*What to produce*: Print the listing in its entirety and exactly, leaving out images.

*Input material*:
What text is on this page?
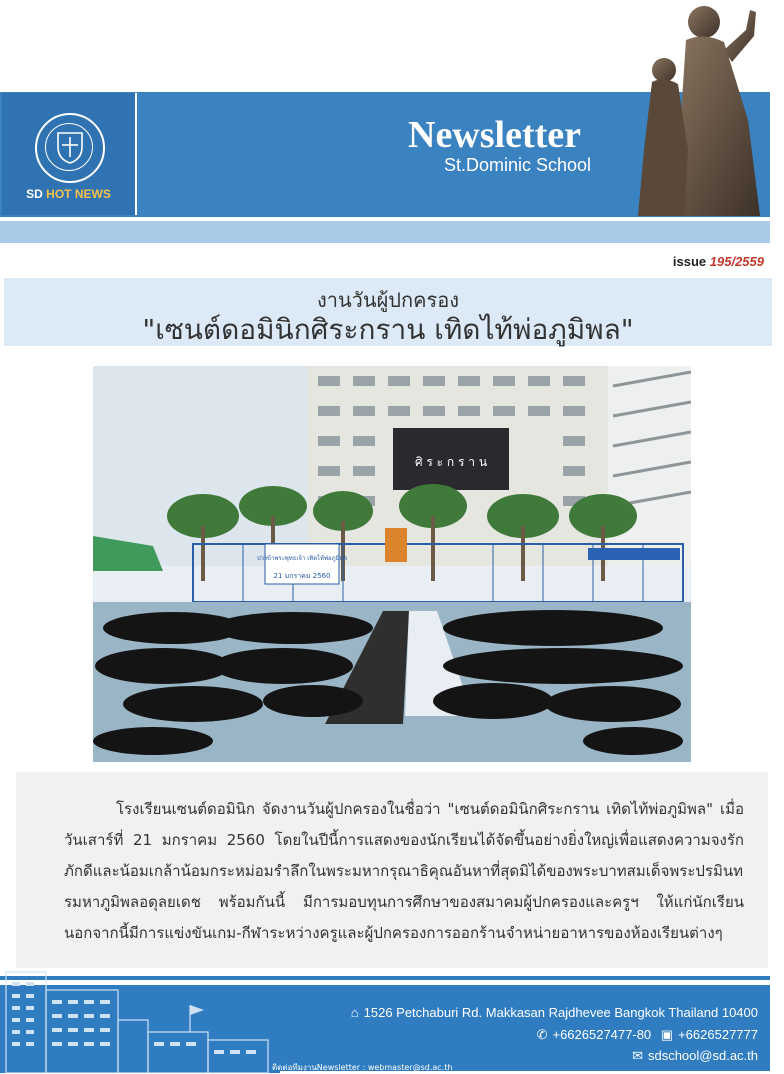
SD HOT NEWS
Newsletter
St.Dominic School
issue 195/2559
งานวันผู้ปกครอง
"เซนต์ดอมินิกศิระกราน เทิดไท้พ่อภูมิพล"
ศิ ร ะ ก ร า น
ปวงข้าพระพุทธเจ้า เทิดไท้พ่อภูมิพล
21 มกราคม 2560
โรงเรียนเซนต์ดอมินิก จัดงานวันผู้ปกครองในชื่อว่า "เซนต์ดอมินิกศิระกราน เทิดไท้พ่อภูมิพล" เมื่อวันเสาร์ที่ 21 มกราคม 2560 โดยในปีนี้การแสดงของนักเรียนได้จัดขึ้นอย่างยิ่งใหญ่เพื่อแสดงความจงรักภักดีและน้อมเกล้าน้อมกระหม่อมรำลึกในพระมหากรุณาธิคุณอันหาที่สุดมิได้ของพระบาทสมเด็จพระปรมินทรมหาภูมิพลอดุลยเดช พร้อมกันนี้ มีการมอบทุนการศึกษาของสมาคมผู้ปกครองและครูฯ ให้แก่นักเรียน นอกจากนี้มีการแข่งขันเกม-กีฬาระหว่างครูและผู้ปกครองการออกร้านจำหน่ายอาหารของห้องเรียนต่างๆ
⌂ 1526 Petchaburi Rd. Makkasan Rajdhevee Bangkok Thailand 10400
✆ +6626527477-80 ▣ +6626527777
✉ sdschool@sd.ac.th
ติดต่อทีมงานNewsletter : webmaster@sd.ac.th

*Result for this exercise*:
What text is on this page?
SD HOT NEWS
Newsletter
St.Dominic School
issue 195/2559
งานวันผู้ปกครอง
"เซนต์ดอมินิกศิระกราน เทิดไท้พ่อภูมิพล"
ศิ ร ะ ก ร า น
ปวงข้าพระพุทธเจ้า เทิดไท้พ่อภูมิพล
21 มกราคม 2560
โรงเรียนเซนต์ดอมินิก จัดงานวันผู้ปกครองในชื่อว่า "เซนต์ดอมินิกศิระกราน เทิดไท้พ่อภูมิพล" เมื่อวันเสาร์ที่ 21 มกราคม 2560 โดยในปีนี้การแสดงของนักเรียนได้จัดขึ้นอย่างยิ่งใหญ่เพื่อแสดงความจงรักภักดีและน้อมเกล้าน้อมกระหม่อมรำลึกในพระมหากรุณาธิคุณอันหาที่สุดมิได้ของพระบาทสมเด็จพระปรมินทรมหาภูมิพลอดุลยเดช พร้อมกันนี้ มีการมอบทุนการศึกษาของสมาคมผู้ปกครองและครูฯ ให้แก่นักเรียน นอกจากนี้มีการแข่งขันเกม-กีฬาระหว่างครูและผู้ปกครองการออกร้านจำหน่ายอาหารของห้องเรียนต่างๆ
⌂ 1526 Petchaburi Rd. Makkasan Rajdhevee Bangkok Thailand 10400
✆ +6626527477-80 ▣ +6626527777
✉ sdschool@sd.ac.th
ติดต่อทีมงานNewsletter : webmaster@sd.ac.th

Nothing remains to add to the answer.